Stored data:
- - -
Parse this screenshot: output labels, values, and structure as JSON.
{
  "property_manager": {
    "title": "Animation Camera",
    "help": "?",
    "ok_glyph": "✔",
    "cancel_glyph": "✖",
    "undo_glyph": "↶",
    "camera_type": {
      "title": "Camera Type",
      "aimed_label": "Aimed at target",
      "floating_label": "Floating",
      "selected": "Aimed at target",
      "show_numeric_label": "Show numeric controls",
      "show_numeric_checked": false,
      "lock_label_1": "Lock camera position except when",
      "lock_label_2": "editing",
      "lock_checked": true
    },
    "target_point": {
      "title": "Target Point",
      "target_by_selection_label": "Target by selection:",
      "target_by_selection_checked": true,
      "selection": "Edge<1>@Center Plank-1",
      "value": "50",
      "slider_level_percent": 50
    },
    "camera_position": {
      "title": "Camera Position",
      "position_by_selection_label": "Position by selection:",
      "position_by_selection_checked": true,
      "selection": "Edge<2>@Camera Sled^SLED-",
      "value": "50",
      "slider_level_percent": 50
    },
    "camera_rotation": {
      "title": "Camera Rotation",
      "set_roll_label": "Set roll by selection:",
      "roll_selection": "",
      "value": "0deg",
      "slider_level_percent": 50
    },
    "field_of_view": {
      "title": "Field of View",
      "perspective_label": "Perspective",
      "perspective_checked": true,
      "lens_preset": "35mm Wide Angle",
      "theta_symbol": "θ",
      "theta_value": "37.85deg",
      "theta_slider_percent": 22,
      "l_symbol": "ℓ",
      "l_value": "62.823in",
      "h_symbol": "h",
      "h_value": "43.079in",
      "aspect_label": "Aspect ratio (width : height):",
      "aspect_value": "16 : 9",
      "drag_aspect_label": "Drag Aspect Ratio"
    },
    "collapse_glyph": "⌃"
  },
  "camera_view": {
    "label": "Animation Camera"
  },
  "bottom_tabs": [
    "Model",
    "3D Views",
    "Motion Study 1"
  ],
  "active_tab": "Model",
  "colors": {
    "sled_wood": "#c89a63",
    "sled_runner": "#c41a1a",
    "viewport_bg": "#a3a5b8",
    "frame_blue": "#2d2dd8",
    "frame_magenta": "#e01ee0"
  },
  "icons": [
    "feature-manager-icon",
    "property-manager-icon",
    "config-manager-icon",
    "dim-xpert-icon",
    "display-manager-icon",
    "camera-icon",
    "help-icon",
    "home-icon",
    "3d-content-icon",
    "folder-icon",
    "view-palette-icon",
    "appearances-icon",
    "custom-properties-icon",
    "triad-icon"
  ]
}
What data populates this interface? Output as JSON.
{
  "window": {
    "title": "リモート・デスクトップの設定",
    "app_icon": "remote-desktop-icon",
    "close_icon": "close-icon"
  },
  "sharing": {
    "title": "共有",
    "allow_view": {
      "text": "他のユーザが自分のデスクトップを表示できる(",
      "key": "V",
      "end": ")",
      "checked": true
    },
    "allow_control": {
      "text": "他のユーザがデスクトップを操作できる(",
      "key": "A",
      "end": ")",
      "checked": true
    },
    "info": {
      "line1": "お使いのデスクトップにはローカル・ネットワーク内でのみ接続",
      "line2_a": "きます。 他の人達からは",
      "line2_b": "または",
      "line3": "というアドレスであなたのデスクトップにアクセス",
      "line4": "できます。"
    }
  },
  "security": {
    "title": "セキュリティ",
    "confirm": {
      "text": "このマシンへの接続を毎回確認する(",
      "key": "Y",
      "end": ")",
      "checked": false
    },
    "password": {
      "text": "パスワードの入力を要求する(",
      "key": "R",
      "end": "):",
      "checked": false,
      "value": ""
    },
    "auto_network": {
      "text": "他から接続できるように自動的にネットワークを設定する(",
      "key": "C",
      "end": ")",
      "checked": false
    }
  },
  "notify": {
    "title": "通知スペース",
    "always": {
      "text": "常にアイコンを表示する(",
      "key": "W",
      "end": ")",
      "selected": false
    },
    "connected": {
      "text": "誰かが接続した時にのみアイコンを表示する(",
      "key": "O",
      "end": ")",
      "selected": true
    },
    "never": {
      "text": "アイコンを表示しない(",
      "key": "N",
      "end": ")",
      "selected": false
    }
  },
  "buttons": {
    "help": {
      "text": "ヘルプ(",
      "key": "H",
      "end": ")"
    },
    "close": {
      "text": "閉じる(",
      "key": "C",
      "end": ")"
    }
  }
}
- - -
### PROBLEM DETAILS
Check each line of the records above for "JSON", and copy those that have it.

### FULL ANSWER
Parse this screenshot: output labels, values, and structure as JSON.
What data populates this interface? Output as JSON.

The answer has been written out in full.